Exercise:
Transcribe the entries that follow exactly as they appear, minus pictures.

Input rows:
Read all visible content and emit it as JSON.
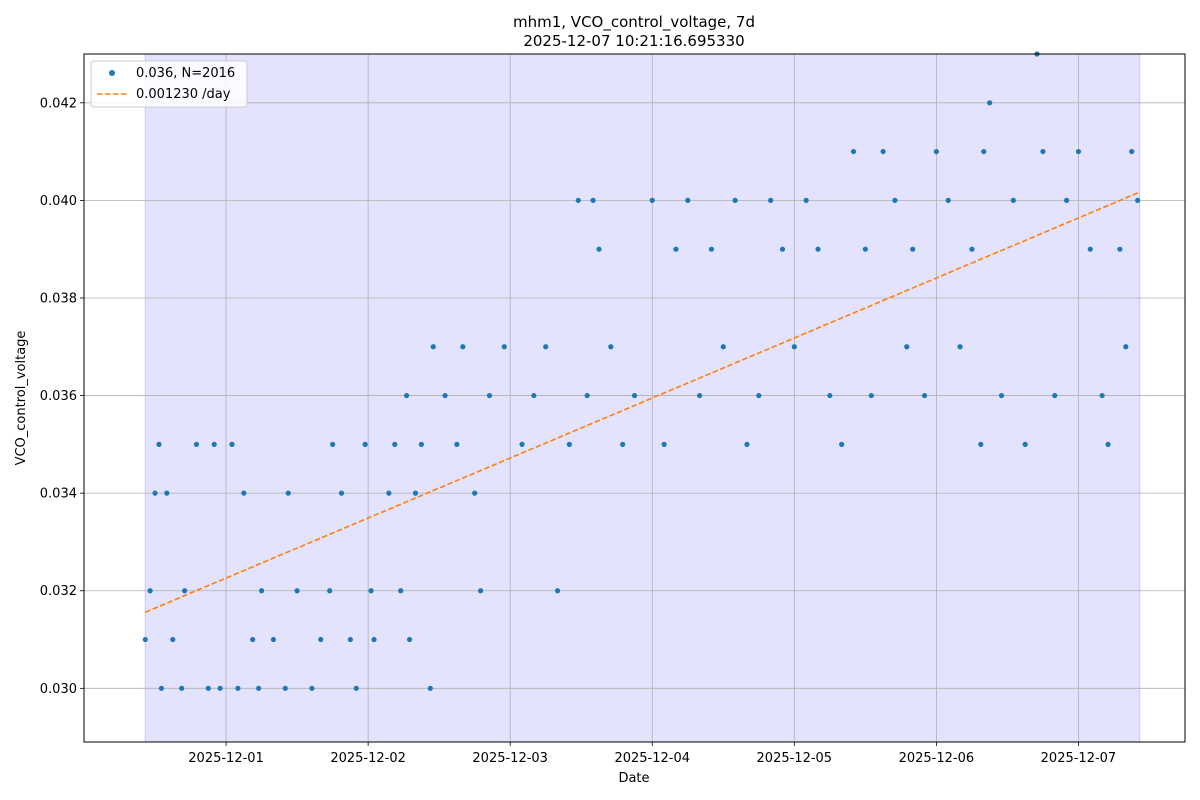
{
  "chart_data": {
    "type": "scatter",
    "title": "mhm1, VCO_control_voltage, 7d",
    "subtitle": "2025-12-07 10:21:16.695330",
    "xlabel": "Date",
    "ylabel": "VCO_control_voltage",
    "x_type": "date",
    "xlim": [
      "2025-11-30T00:00",
      "2025-12-07T18:00"
    ],
    "ylim": [
      0.0289,
      0.043
    ],
    "x_ticks": [
      "2025-12-01",
      "2025-12-02",
      "2025-12-03",
      "2025-12-04",
      "2025-12-05",
      "2025-12-06",
      "2025-12-07"
    ],
    "y_ticks": [
      "0.030",
      "0.032",
      "0.034",
      "0.036",
      "0.038",
      "0.040",
      "0.042"
    ],
    "grid": true,
    "legend_position": "top-left",
    "shaded_span": {
      "start": "2025-11-30T10:21",
      "end": "2025-12-07T10:21",
      "color": "#e3e3fd"
    },
    "series": [
      {
        "name": "0.036, N=2016",
        "kind": "scatter",
        "color": "#1f77b4",
        "points": [
          [
            "2025-11-30T10:21",
            0.031
          ],
          [
            "2025-11-30T11:10",
            0.032
          ],
          [
            "2025-11-30T12:00",
            0.034
          ],
          [
            "2025-11-30T12:40",
            0.035
          ],
          [
            "2025-11-30T13:05",
            0.03
          ],
          [
            "2025-11-30T14:00",
            0.034
          ],
          [
            "2025-11-30T15:00",
            0.031
          ],
          [
            "2025-11-30T16:30",
            0.03
          ],
          [
            "2025-11-30T17:00",
            0.032
          ],
          [
            "2025-11-30T19:00",
            0.035
          ],
          [
            "2025-11-30T21:00",
            0.03
          ],
          [
            "2025-11-30T22:00",
            0.035
          ],
          [
            "2025-11-30T23:00",
            0.03
          ],
          [
            "2025-12-01T01:00",
            0.035
          ],
          [
            "2025-12-01T02:00",
            0.03
          ],
          [
            "2025-12-01T03:00",
            0.034
          ],
          [
            "2025-12-01T04:30",
            0.031
          ],
          [
            "2025-12-01T05:30",
            0.03
          ],
          [
            "2025-12-01T06:00",
            0.032
          ],
          [
            "2025-12-01T08:00",
            0.031
          ],
          [
            "2025-12-01T10:00",
            0.03
          ],
          [
            "2025-12-01T10:30",
            0.034
          ],
          [
            "2025-12-01T12:00",
            0.032
          ],
          [
            "2025-12-01T14:30",
            0.03
          ],
          [
            "2025-12-01T16:00",
            0.031
          ],
          [
            "2025-12-01T17:30",
            0.032
          ],
          [
            "2025-12-01T18:00",
            0.035
          ],
          [
            "2025-12-01T19:30",
            0.034
          ],
          [
            "2025-12-01T21:00",
            0.031
          ],
          [
            "2025-12-01T22:00",
            0.03
          ],
          [
            "2025-12-01T23:30",
            0.035
          ],
          [
            "2025-12-02T00:30",
            0.032
          ],
          [
            "2025-12-02T01:00",
            0.031
          ],
          [
            "2025-12-02T03:30",
            0.034
          ],
          [
            "2025-12-02T04:30",
            0.035
          ],
          [
            "2025-12-02T05:30",
            0.032
          ],
          [
            "2025-12-02T06:30",
            0.036
          ],
          [
            "2025-12-02T07:00",
            0.031
          ],
          [
            "2025-12-02T08:00",
            0.034
          ],
          [
            "2025-12-02T09:00",
            0.035
          ],
          [
            "2025-12-02T10:30",
            0.03
          ],
          [
            "2025-12-02T11:00",
            0.037
          ],
          [
            "2025-12-02T13:00",
            0.036
          ],
          [
            "2025-12-02T15:00",
            0.035
          ],
          [
            "2025-12-02T16:00",
            0.037
          ],
          [
            "2025-12-02T18:00",
            0.034
          ],
          [
            "2025-12-02T19:00",
            0.032
          ],
          [
            "2025-12-02T20:30",
            0.036
          ],
          [
            "2025-12-02T23:00",
            0.037
          ],
          [
            "2025-12-03T02:00",
            0.035
          ],
          [
            "2025-12-03T04:00",
            0.036
          ],
          [
            "2025-12-03T06:00",
            0.037
          ],
          [
            "2025-12-03T08:00",
            0.032
          ],
          [
            "2025-12-03T10:00",
            0.035
          ],
          [
            "2025-12-03T11:30",
            0.04
          ],
          [
            "2025-12-03T13:00",
            0.036
          ],
          [
            "2025-12-03T14:00",
            0.04
          ],
          [
            "2025-12-03T15:00",
            0.039
          ],
          [
            "2025-12-03T17:00",
            0.037
          ],
          [
            "2025-12-03T19:00",
            0.035
          ],
          [
            "2025-12-03T21:00",
            0.036
          ],
          [
            "2025-12-04T00:00",
            0.04
          ],
          [
            "2025-12-04T02:00",
            0.035
          ],
          [
            "2025-12-04T04:00",
            0.039
          ],
          [
            "2025-12-04T06:00",
            0.04
          ],
          [
            "2025-12-04T08:00",
            0.036
          ],
          [
            "2025-12-04T10:00",
            0.039
          ],
          [
            "2025-12-04T12:00",
            0.037
          ],
          [
            "2025-12-04T14:00",
            0.04
          ],
          [
            "2025-12-04T16:00",
            0.035
          ],
          [
            "2025-12-04T18:00",
            0.036
          ],
          [
            "2025-12-04T20:00",
            0.04
          ],
          [
            "2025-12-04T22:00",
            0.039
          ],
          [
            "2025-12-05T00:00",
            0.037
          ],
          [
            "2025-12-05T02:00",
            0.04
          ],
          [
            "2025-12-05T04:00",
            0.039
          ],
          [
            "2025-12-05T06:00",
            0.036
          ],
          [
            "2025-12-05T08:00",
            0.035
          ],
          [
            "2025-12-05T10:00",
            0.041
          ],
          [
            "2025-12-05T12:00",
            0.039
          ],
          [
            "2025-12-05T13:00",
            0.036
          ],
          [
            "2025-12-05T15:00",
            0.041
          ],
          [
            "2025-12-05T17:00",
            0.04
          ],
          [
            "2025-12-05T19:00",
            0.037
          ],
          [
            "2025-12-05T20:00",
            0.039
          ],
          [
            "2025-12-05T22:00",
            0.036
          ],
          [
            "2025-12-06T00:00",
            0.041
          ],
          [
            "2025-12-06T02:00",
            0.04
          ],
          [
            "2025-12-06T04:00",
            0.037
          ],
          [
            "2025-12-06T06:00",
            0.039
          ],
          [
            "2025-12-06T07:30",
            0.035
          ],
          [
            "2025-12-06T08:00",
            0.041
          ],
          [
            "2025-12-06T09:00",
            0.042
          ],
          [
            "2025-12-06T11:00",
            0.036
          ],
          [
            "2025-12-06T13:00",
            0.04
          ],
          [
            "2025-12-06T15:00",
            0.035
          ],
          [
            "2025-12-06T17:00",
            0.043
          ],
          [
            "2025-12-06T18:00",
            0.041
          ],
          [
            "2025-12-06T20:00",
            0.036
          ],
          [
            "2025-12-06T22:00",
            0.04
          ],
          [
            "2025-12-07T00:00",
            0.041
          ],
          [
            "2025-12-07T02:00",
            0.039
          ],
          [
            "2025-12-07T04:00",
            0.036
          ],
          [
            "2025-12-07T05:00",
            0.035
          ],
          [
            "2025-12-07T07:00",
            0.039
          ],
          [
            "2025-12-07T08:00",
            0.037
          ],
          [
            "2025-12-07T09:00",
            0.041
          ],
          [
            "2025-12-07T10:00",
            0.04
          ]
        ]
      },
      {
        "name": "0.001230 /day",
        "kind": "line",
        "style": "dashed",
        "color": "#ff7f0e",
        "points": [
          [
            "2025-11-30T10:21",
            0.03156
          ],
          [
            "2025-12-07T10:21",
            0.04017
          ]
        ]
      }
    ]
  }
}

Exercise solution:
Read all visible content and emit it as JSON.
{
  "chart_data": {
    "type": "scatter",
    "title": "mhm1, VCO_control_voltage, 7d",
    "subtitle": "2025-12-07 10:21:16.695330",
    "xlabel": "Date",
    "ylabel": "VCO_control_voltage",
    "x_type": "date",
    "xlim": [
      "2025-11-30T00:00",
      "2025-12-07T18:00"
    ],
    "ylim": [
      0.0289,
      0.043
    ],
    "x_ticks": [
      "2025-12-01",
      "2025-12-02",
      "2025-12-03",
      "2025-12-04",
      "2025-12-05",
      "2025-12-06",
      "2025-12-07"
    ],
    "y_ticks": [
      "0.030",
      "0.032",
      "0.034",
      "0.036",
      "0.038",
      "0.040",
      "0.042"
    ],
    "grid": true,
    "legend_position": "top-left",
    "shaded_span": {
      "start": "2025-11-30T10:21",
      "end": "2025-12-07T10:21",
      "color": "#e3e3fd"
    },
    "series": [
      {
        "name": "0.036, N=2016",
        "kind": "scatter",
        "color": "#1f77b4",
        "points": [
          [
            "2025-11-30T10:21",
            0.031
          ],
          [
            "2025-11-30T11:10",
            0.032
          ],
          [
            "2025-11-30T12:00",
            0.034
          ],
          [
            "2025-11-30T12:40",
            0.035
          ],
          [
            "2025-11-30T13:05",
            0.03
          ],
          [
            "2025-11-30T14:00",
            0.034
          ],
          [
            "2025-11-30T15:00",
            0.031
          ],
          [
            "2025-11-30T16:30",
            0.03
          ],
          [
            "2025-11-30T17:00",
            0.032
          ],
          [
            "2025-11-30T19:00",
            0.035
          ],
          [
            "2025-11-30T21:00",
            0.03
          ],
          [
            "2025-11-30T22:00",
            0.035
          ],
          [
            "2025-11-30T23:00",
            0.03
          ],
          [
            "2025-12-01T01:00",
            0.035
          ],
          [
            "2025-12-01T02:00",
            0.03
          ],
          [
            "2025-12-01T03:00",
            0.034
          ],
          [
            "2025-12-01T04:30",
            0.031
          ],
          [
            "2025-12-01T05:30",
            0.03
          ],
          [
            "2025-12-01T06:00",
            0.032
          ],
          [
            "2025-12-01T08:00",
            0.031
          ],
          [
            "2025-12-01T10:00",
            0.03
          ],
          [
            "2025-12-01T10:30",
            0.034
          ],
          [
            "2025-12-01T12:00",
            0.032
          ],
          [
            "2025-12-01T14:30",
            0.03
          ],
          [
            "2025-12-01T16:00",
            0.031
          ],
          [
            "2025-12-01T17:30",
            0.032
          ],
          [
            "2025-12-01T18:00",
            0.035
          ],
          [
            "2025-12-01T19:30",
            0.034
          ],
          [
            "2025-12-01T21:00",
            0.031
          ],
          [
            "2025-12-01T22:00",
            0.03
          ],
          [
            "2025-12-01T23:30",
            0.035
          ],
          [
            "2025-12-02T00:30",
            0.032
          ],
          [
            "2025-12-02T01:00",
            0.031
          ],
          [
            "2025-12-02T03:30",
            0.034
          ],
          [
            "2025-12-02T04:30",
            0.035
          ],
          [
            "2025-12-02T05:30",
            0.032
          ],
          [
            "2025-12-02T06:30",
            0.036
          ],
          [
            "2025-12-02T07:00",
            0.031
          ],
          [
            "2025-12-02T08:00",
            0.034
          ],
          [
            "2025-12-02T09:00",
            0.035
          ],
          [
            "2025-12-02T10:30",
            0.03
          ],
          [
            "2025-12-02T11:00",
            0.037
          ],
          [
            "2025-12-02T13:00",
            0.036
          ],
          [
            "2025-12-02T15:00",
            0.035
          ],
          [
            "2025-12-02T16:00",
            0.037
          ],
          [
            "2025-12-02T18:00",
            0.034
          ],
          [
            "2025-12-02T19:00",
            0.032
          ],
          [
            "2025-12-02T20:30",
            0.036
          ],
          [
            "2025-12-02T23:00",
            0.037
          ],
          [
            "2025-12-03T02:00",
            0.035
          ],
          [
            "2025-12-03T04:00",
            0.036
          ],
          [
            "2025-12-03T06:00",
            0.037
          ],
          [
            "2025-12-03T08:00",
            0.032
          ],
          [
            "2025-12-03T10:00",
            0.035
          ],
          [
            "2025-12-03T11:30",
            0.04
          ],
          [
            "2025-12-03T13:00",
            0.036
          ],
          [
            "2025-12-03T14:00",
            0.04
          ],
          [
            "2025-12-03T15:00",
            0.039
          ],
          [
            "2025-12-03T17:00",
            0.037
          ],
          [
            "2025-12-03T19:00",
            0.035
          ],
          [
            "2025-12-03T21:00",
            0.036
          ],
          [
            "2025-12-04T00:00",
            0.04
          ],
          [
            "2025-12-04T02:00",
            0.035
          ],
          [
            "2025-12-04T04:00",
            0.039
          ],
          [
            "2025-12-04T06:00",
            0.04
          ],
          [
            "2025-12-04T08:00",
            0.036
          ],
          [
            "2025-12-04T10:00",
            0.039
          ],
          [
            "2025-12-04T12:00",
            0.037
          ],
          [
            "2025-12-04T14:00",
            0.04
          ],
          [
            "2025-12-04T16:00",
            0.035
          ],
          [
            "2025-12-04T18:00",
            0.036
          ],
          [
            "2025-12-04T20:00",
            0.04
          ],
          [
            "2025-12-04T22:00",
            0.039
          ],
          [
            "2025-12-05T00:00",
            0.037
          ],
          [
            "2025-12-05T02:00",
            0.04
          ],
          [
            "2025-12-05T04:00",
            0.039
          ],
          [
            "2025-12-05T06:00",
            0.036
          ],
          [
            "2025-12-05T08:00",
            0.035
          ],
          [
            "2025-12-05T10:00",
            0.041
          ],
          [
            "2025-12-05T12:00",
            0.039
          ],
          [
            "2025-12-05T13:00",
            0.036
          ],
          [
            "2025-12-05T15:00",
            0.041
          ],
          [
            "2025-12-05T17:00",
            0.04
          ],
          [
            "2025-12-05T19:00",
            0.037
          ],
          [
            "2025-12-05T20:00",
            0.039
          ],
          [
            "2025-12-05T22:00",
            0.036
          ],
          [
            "2025-12-06T00:00",
            0.041
          ],
          [
            "2025-12-06T02:00",
            0.04
          ],
          [
            "2025-12-06T04:00",
            0.037
          ],
          [
            "2025-12-06T06:00",
            0.039
          ],
          [
            "2025-12-06T07:30",
            0.035
          ],
          [
            "2025-12-06T08:00",
            0.041
          ],
          [
            "2025-12-06T09:00",
            0.042
          ],
          [
            "2025-12-06T11:00",
            0.036
          ],
          [
            "2025-12-06T13:00",
            0.04
          ],
          [
            "2025-12-06T15:00",
            0.035
          ],
          [
            "2025-12-06T17:00",
            0.043
          ],
          [
            "2025-12-06T18:00",
            0.041
          ],
          [
            "2025-12-06T20:00",
            0.036
          ],
          [
            "2025-12-06T22:00",
            0.04
          ],
          [
            "2025-12-07T00:00",
            0.041
          ],
          [
            "2025-12-07T02:00",
            0.039
          ],
          [
            "2025-12-07T04:00",
            0.036
          ],
          [
            "2025-12-07T05:00",
            0.035
          ],
          [
            "2025-12-07T07:00",
            0.039
          ],
          [
            "2025-12-07T08:00",
            0.037
          ],
          [
            "2025-12-07T09:00",
            0.041
          ],
          [
            "2025-12-07T10:00",
            0.04
          ]
        ]
      },
      {
        "name": "0.001230 /day",
        "kind": "line",
        "style": "dashed",
        "color": "#ff7f0e",
        "points": [
          [
            "2025-11-30T10:21",
            0.03156
          ],
          [
            "2025-12-07T10:21",
            0.04017
          ]
        ]
      }
    ]
  }
}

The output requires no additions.